* **WHAT IS ASKED**
Every record here should be printed again exactly.

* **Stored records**
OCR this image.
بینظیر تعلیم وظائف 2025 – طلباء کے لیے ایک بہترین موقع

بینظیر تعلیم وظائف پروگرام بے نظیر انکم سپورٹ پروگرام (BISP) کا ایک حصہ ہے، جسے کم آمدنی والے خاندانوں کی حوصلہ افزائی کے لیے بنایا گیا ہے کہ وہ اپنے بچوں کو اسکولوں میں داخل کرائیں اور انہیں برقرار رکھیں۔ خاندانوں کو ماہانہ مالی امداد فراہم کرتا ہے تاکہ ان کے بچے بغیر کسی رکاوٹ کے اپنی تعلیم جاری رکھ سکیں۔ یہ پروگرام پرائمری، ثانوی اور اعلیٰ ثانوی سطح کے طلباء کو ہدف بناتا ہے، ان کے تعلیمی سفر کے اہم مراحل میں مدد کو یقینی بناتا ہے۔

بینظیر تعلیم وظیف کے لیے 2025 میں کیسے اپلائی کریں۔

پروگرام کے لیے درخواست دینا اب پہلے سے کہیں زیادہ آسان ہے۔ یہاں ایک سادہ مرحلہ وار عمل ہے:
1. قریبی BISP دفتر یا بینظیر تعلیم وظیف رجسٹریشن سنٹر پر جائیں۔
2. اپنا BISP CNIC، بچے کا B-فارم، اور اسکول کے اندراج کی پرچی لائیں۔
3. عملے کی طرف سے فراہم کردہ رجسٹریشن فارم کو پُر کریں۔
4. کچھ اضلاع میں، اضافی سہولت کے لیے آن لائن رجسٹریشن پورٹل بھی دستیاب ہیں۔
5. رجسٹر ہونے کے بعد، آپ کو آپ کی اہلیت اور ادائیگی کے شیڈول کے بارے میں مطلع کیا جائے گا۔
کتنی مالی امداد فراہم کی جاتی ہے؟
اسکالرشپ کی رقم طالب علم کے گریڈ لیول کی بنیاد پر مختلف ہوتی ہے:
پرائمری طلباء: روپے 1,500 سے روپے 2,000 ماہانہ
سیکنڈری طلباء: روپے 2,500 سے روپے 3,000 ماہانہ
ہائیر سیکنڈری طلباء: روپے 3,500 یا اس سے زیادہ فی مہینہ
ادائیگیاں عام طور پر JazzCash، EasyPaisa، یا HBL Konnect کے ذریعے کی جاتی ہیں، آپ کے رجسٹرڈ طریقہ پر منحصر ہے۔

* **SOLUTION TO THIS TASK**
OCR this image.
بینظیر تعلیم وظائف 2025 – طلباء کے لیے ایک بہترین موقع

بینظیر تعلیم وظائف پروگرام بے نظیر انکم سپورٹ پروگرام (BISP) کا ایک حصہ ہے، جسے کم آمدنی والے خاندانوں کی حوصلہ افزائی کے لیے بنایا گیا ہے کہ وہ اپنے بچوں کو اسکولوں میں داخل کرائیں اور انہیں برقرار رکھیں۔ خاندانوں کو ماہانہ مالی امداد فراہم کرتا ہے تاکہ ان کے بچے بغیر کسی رکاوٹ کے اپنی تعلیم جاری رکھ سکیں۔ یہ پروگرام پرائمری، ثانوی اور اعلیٰ ثانوی سطح کے طلباء کو ہدف بناتا ہے، ان کے تعلیمی سفر کے اہم مراحل میں مدد کو یقینی بناتا ہے۔

بینظیر تعلیم وظیف کے لیے 2025 میں کیسے اپلائی کریں۔

پروگرام کے لیے درخواست دینا اب پہلے سے کہیں زیادہ آسان ہے۔ یہاں ایک سادہ مرحلہ وار عمل ہے:
1. قریبی BISP دفتر یا بینظیر تعلیم وظیف رجسٹریشن سنٹر پر جائیں۔
2. اپنا BISP CNIC، بچے کا B-فارم، اور اسکول کے اندراج کی پرچی لائیں۔
3. عملے کی طرف سے فراہم کردہ رجسٹریشن فارم کو پُر کریں۔
4. کچھ اضلاع میں، اضافی سہولت کے لیے آن لائن رجسٹریشن پورٹل بھی دستیاب ہیں۔
5. رجسٹر ہونے کے بعد، آپ کو آپ کی اہلیت اور ادائیگی کے شیڈول کے بارے میں مطلع کیا جائے گا۔
کتنی مالی امداد فراہم کی جاتی ہے؟
اسکالرشپ کی رقم طالب علم کے گریڈ لیول کی بنیاد پر مختلف ہوتی ہے:
پرائمری طلباء: روپے 1,500 سے روپے 2,000 ماہانہ
سیکنڈری طلباء: روپے 2,500 سے روپے 3,000 ماہانہ
ہائیر سیکنڈری طلباء: روپے 3,500 یا اس سے زیادہ فی مہینہ
ادائیگیاں عام طور پر JazzCash، EasyPaisa، یا HBL Konnect کے ذریعے کی جاتی ہیں، آپ کے رجسٹرڈ طریقہ پر منحصر ہے۔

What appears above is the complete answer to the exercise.